▶ AIM
The records below are to be repeated in full, exactly as they are.

(A block of data)
-- START --

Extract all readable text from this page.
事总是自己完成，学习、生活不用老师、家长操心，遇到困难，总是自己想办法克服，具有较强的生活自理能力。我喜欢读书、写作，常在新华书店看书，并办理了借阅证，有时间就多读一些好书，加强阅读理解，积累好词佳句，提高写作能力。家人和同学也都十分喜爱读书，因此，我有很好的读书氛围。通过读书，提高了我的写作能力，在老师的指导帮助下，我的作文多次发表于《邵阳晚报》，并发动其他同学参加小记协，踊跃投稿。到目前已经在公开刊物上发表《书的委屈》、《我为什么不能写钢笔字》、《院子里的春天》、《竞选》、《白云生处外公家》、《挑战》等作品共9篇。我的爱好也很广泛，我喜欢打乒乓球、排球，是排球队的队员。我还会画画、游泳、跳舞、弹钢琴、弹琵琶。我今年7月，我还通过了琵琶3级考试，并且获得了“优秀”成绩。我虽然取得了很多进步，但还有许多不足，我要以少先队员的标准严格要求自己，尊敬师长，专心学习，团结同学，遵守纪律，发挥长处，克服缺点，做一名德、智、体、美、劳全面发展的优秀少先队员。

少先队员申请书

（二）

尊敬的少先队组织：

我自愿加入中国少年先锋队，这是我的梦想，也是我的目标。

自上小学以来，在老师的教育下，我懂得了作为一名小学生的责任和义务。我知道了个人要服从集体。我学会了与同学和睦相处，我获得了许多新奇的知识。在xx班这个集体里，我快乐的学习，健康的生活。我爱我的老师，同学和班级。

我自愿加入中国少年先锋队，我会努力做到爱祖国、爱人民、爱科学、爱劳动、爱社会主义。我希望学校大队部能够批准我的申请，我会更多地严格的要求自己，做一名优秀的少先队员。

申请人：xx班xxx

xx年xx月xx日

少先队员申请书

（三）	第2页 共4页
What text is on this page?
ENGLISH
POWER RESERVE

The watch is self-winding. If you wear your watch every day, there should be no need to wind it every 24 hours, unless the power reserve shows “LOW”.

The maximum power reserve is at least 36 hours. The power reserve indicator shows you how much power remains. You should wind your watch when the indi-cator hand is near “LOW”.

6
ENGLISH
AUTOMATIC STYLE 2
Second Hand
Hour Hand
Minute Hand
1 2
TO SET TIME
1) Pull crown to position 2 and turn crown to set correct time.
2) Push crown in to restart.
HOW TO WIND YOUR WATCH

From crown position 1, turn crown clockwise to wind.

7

-- END --

▶ ANSWER TO THIS TASK
Extract all readable text from this page.
事总是自己完成，学习、生活不用老师、家长操心，遇到困难，总是自己想办法克服，具有较强的生活自理能力。我喜欢读书、写作，常在新华书店看书，并办理了借阅证，有时间就多读一些好书，加强阅读理解，积累好词佳句，提高写作能力。家人和同学也都十分喜爱读书，因此，我有很好的读书氛围。通过读书，提高了我的写作能力，在老师的指导帮助下，我的作文多次发表于《邵阳晚报》，并发动其他同学参加小记协，踊跃投稿。到目前已经在公开刊物上发表《书的委屈》、《我为什么不能写钢笔字》、《院子里的春天》、《竞选》、《白云生处外公家》、《挑战》等作品共9篇。我的爱好也很广泛，我喜欢打乒乓球、排球，是排球队的队员。我还会画画、游泳、跳舞、弹钢琴、弹琵琶。我今年7月，我还通过了琵琶3级考试，并且获得了“优秀”成绩。我虽然取得了很多进步，但还有许多不足，我要以少先队员的标准严格要求自己，尊敬师长，专心学习，团结同学，遵守纪律，发挥长处，克服缺点，做一名德、智、体、美、劳全面发展的优秀少先队员。

少先队员申请书

（二）

尊敬的少先队组织：

我自愿加入中国少年先锋队，这是我的梦想，也是我的目标。

自上小学以来，在老师的教育下，我懂得了作为一名小学生的责任和义务。我知道了个人要服从集体。我学会了与同学和睦相处，我获得了许多新奇的知识。在xx班这个集体里，我快乐的学习，健康的生活。我爱我的老师，同学和班级。

我自愿加入中国少年先锋队，我会努力做到爱祖国、爱人民、爱科学、爱劳动、爱社会主义。我希望学校大队部能够批准我的申请，我会更多地严格的要求自己，做一名优秀的少先队员。

申请人：xx班xxx

xx年xx月xx日

少先队员申请书

（三）	第2页 共4页
What text is on this page?
ENGLISH
POWER RESERVE

The watch is self-winding. If you wear your watch every day, there should be no need to wind it every 24 hours, unless the power reserve shows “LOW”.

The maximum power reserve is at least 36 hours. The power reserve indicator shows you how much power remains. You should wind your watch when the indi-cator hand is near “LOW”.

6
ENGLISH
AUTOMATIC STYLE 2
Second Hand
Hour Hand
Minute Hand
1 2
TO SET TIME
1) Pull crown to position 2 and turn crown to set correct time.
2) Push crown in to restart.
HOW TO WIND YOUR WATCH

From crown position 1, turn crown clockwise to wind.

7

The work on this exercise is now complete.